The problem » Can you retype every record below exactly as written?

** BEGIN Data to process **

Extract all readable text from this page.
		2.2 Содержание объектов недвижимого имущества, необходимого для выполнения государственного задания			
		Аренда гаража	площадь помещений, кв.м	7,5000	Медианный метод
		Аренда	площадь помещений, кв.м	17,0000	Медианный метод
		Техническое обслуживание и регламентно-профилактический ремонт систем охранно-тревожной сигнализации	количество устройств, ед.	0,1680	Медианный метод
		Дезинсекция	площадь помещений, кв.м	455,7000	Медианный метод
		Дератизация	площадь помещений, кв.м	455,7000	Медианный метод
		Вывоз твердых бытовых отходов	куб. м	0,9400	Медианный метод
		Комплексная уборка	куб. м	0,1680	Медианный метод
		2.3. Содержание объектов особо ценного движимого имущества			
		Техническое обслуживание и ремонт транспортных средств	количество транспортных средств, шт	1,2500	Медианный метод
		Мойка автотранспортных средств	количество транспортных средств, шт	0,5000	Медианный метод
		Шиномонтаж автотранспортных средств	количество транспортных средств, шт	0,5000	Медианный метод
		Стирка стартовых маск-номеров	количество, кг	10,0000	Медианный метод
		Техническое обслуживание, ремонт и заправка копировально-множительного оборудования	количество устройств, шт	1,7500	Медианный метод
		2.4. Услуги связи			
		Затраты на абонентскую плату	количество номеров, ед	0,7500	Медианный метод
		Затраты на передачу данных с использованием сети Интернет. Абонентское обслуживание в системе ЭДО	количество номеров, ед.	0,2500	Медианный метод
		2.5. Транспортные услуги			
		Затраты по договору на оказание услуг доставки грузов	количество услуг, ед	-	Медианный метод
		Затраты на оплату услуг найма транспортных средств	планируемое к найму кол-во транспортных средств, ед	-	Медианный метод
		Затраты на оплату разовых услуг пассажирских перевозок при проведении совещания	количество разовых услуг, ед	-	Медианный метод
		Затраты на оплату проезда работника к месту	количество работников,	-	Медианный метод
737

** END Data to process **

Result »
Extract all readable text from this page.
		2.2 Содержание объектов недвижимого имущества, необходимого для выполнения государственного задания			
		Аренда гаража	площадь помещений, кв.м	7,5000	Медианный метод
		Аренда	площадь помещений, кв.м	17,0000	Медианный метод
		Техническое обслуживание и регламентно-профилактический ремонт систем охранно-тревожной сигнализации	количество устройств, ед.	0,1680	Медианный метод
		Дезинсекция	площадь помещений, кв.м	455,7000	Медианный метод
		Дератизация	площадь помещений, кв.м	455,7000	Медианный метод
		Вывоз твердых бытовых отходов	куб. м	0,9400	Медианный метод
		Комплексная уборка	куб. м	0,1680	Медианный метод
		2.3. Содержание объектов особо ценного движимого имущества			
		Техническое обслуживание и ремонт транспортных средств	количество транспортных средств, шт	1,2500	Медианный метод
		Мойка автотранспортных средств	количество транспортных средств, шт	0,5000	Медианный метод
		Шиномонтаж автотранспортных средств	количество транспортных средств, шт	0,5000	Медианный метод
		Стирка стартовых маск-номеров	количество, кг	10,0000	Медианный метод
		Техническое обслуживание, ремонт и заправка копировально-множительного оборудования	количество устройств, шт	1,7500	Медианный метод
		2.4. Услуги связи			
		Затраты на абонентскую плату	количество номеров, ед	0,7500	Медианный метод
		Затраты на передачу данных с использованием сети Интернет. Абонентское обслуживание в системе ЭДО	количество номеров, ед.	0,2500	Медианный метод
		2.5. Транспортные услуги			
		Затраты по договору на оказание услуг доставки грузов	количество услуг, ед	-	Медианный метод
		Затраты на оплату услуг найма транспортных средств	планируемое к найму кол-во транспортных средств, ед	-	Медианный метод
		Затраты на оплату разовых услуг пассажирских перевозок при проведении совещания	количество разовых услуг, ед	-	Медианный метод
		Затраты на оплату проезда работника к месту	количество работников,	-	Медианный метод
737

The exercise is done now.